▶ [WHAT TO PRODUCE] Report the count of lines below in which the string "structure" occurs; include nothing else.

START THE DATA

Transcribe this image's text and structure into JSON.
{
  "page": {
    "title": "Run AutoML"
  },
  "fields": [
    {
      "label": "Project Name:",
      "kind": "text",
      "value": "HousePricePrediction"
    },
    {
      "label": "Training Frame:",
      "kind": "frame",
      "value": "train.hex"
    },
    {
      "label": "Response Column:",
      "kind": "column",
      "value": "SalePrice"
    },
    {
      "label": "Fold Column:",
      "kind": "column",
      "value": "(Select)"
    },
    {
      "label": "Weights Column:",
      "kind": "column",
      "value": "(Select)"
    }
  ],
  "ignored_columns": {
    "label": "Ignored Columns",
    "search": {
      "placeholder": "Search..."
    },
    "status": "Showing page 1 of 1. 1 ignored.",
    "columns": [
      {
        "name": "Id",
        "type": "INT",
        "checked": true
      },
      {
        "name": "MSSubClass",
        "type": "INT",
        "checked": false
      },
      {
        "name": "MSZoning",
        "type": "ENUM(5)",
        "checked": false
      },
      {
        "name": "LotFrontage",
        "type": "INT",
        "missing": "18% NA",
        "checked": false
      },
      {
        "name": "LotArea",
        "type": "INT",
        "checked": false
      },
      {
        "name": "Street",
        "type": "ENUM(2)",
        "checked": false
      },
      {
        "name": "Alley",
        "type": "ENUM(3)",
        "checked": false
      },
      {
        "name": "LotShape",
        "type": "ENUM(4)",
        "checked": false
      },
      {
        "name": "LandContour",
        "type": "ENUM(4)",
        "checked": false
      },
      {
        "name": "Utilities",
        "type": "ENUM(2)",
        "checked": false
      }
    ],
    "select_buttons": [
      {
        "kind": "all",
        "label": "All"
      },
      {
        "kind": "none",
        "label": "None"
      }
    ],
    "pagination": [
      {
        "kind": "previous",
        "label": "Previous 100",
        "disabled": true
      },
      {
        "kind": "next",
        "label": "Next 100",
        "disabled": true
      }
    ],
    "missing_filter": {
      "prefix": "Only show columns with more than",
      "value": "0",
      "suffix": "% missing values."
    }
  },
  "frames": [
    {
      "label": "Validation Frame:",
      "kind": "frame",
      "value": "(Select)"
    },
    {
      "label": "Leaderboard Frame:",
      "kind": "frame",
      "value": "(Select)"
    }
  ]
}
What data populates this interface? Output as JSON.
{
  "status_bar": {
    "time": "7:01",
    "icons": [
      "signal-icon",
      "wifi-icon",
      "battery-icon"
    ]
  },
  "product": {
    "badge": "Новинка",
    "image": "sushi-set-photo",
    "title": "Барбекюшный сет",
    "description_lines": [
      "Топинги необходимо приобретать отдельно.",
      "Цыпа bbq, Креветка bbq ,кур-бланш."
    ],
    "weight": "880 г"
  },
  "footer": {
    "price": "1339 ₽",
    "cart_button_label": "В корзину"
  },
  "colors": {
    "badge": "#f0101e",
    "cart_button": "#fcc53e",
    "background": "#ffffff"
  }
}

END THE DATA
START THE DATA

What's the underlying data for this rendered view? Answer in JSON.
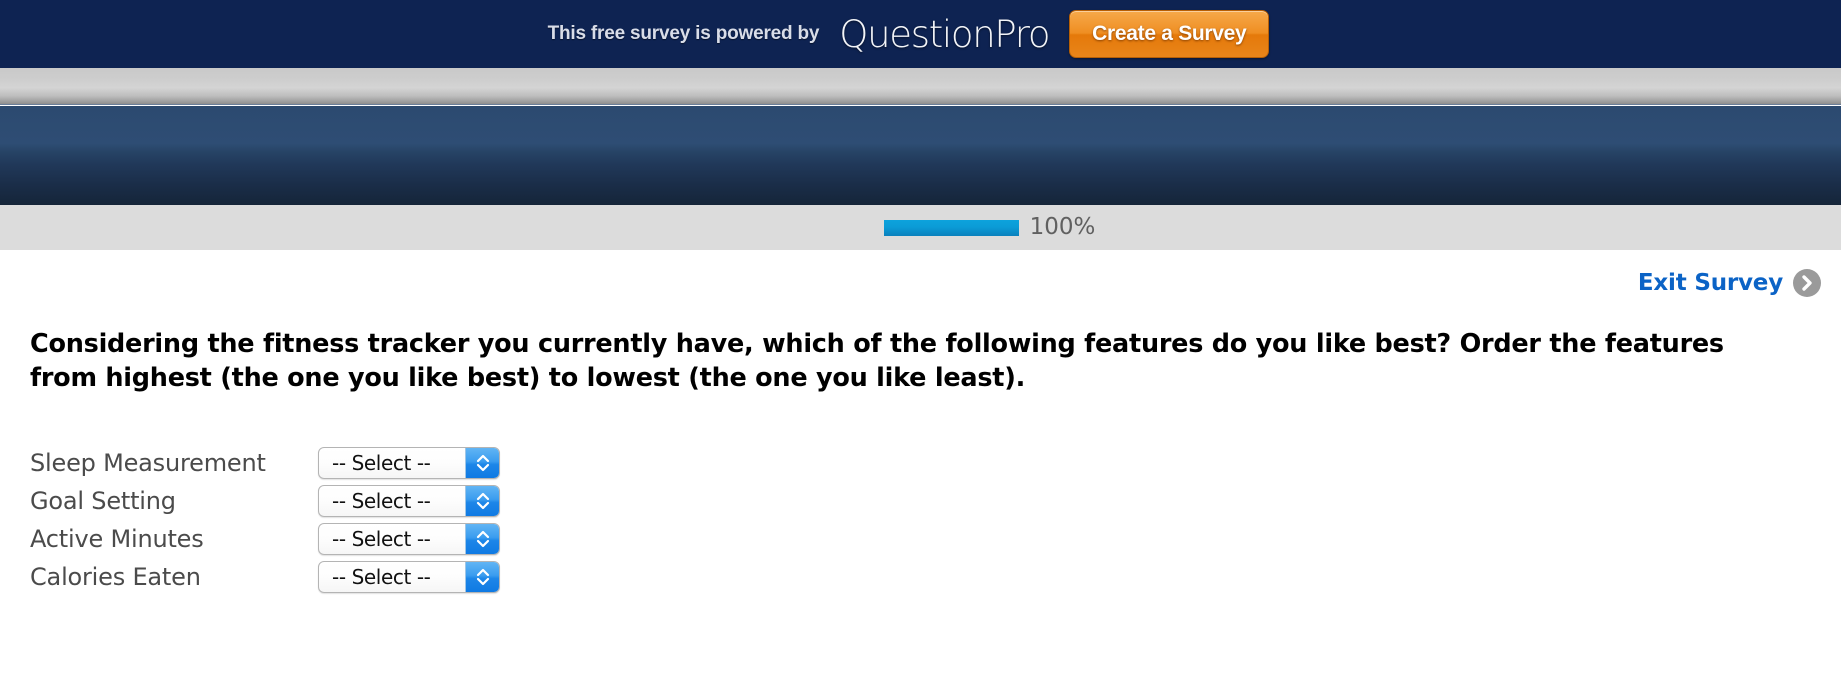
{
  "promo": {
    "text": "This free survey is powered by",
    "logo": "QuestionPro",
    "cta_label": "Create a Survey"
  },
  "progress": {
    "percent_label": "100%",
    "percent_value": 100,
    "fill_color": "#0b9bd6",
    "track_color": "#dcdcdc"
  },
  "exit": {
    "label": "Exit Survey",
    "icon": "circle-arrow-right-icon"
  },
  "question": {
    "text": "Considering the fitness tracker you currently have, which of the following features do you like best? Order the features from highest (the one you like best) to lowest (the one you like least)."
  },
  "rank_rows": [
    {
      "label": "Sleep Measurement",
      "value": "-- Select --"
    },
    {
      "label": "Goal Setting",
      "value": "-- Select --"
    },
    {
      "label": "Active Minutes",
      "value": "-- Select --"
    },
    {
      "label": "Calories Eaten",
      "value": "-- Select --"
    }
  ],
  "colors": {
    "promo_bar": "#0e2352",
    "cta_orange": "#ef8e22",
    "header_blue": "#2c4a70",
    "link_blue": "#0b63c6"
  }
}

END THE DATA
START THE DATA

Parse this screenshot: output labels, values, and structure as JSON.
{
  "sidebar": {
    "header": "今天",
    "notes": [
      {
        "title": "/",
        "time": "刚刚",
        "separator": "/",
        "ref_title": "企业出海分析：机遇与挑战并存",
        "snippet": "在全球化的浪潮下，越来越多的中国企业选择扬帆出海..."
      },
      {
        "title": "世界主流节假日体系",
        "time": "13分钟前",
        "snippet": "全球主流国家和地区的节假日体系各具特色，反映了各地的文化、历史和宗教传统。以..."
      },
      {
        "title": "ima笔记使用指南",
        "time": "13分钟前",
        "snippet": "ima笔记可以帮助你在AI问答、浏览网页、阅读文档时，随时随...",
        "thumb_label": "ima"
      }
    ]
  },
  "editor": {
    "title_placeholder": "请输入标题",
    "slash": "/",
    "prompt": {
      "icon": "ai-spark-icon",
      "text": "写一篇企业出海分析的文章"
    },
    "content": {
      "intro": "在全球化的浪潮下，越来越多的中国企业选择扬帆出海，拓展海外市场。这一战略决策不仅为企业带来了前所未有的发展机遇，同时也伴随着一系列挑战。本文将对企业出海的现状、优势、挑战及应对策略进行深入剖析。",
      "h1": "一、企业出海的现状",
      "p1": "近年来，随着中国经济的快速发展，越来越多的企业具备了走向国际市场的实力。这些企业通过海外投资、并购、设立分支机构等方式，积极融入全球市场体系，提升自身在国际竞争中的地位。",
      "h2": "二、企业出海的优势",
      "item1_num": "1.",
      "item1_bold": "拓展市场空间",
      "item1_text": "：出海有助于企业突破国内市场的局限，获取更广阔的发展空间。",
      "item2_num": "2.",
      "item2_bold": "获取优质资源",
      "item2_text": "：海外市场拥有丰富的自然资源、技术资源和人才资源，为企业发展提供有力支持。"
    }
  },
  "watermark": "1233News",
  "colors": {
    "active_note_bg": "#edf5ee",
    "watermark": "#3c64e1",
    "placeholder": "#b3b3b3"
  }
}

END THE DATA

▶ [PROBLEM SOLUTION] 2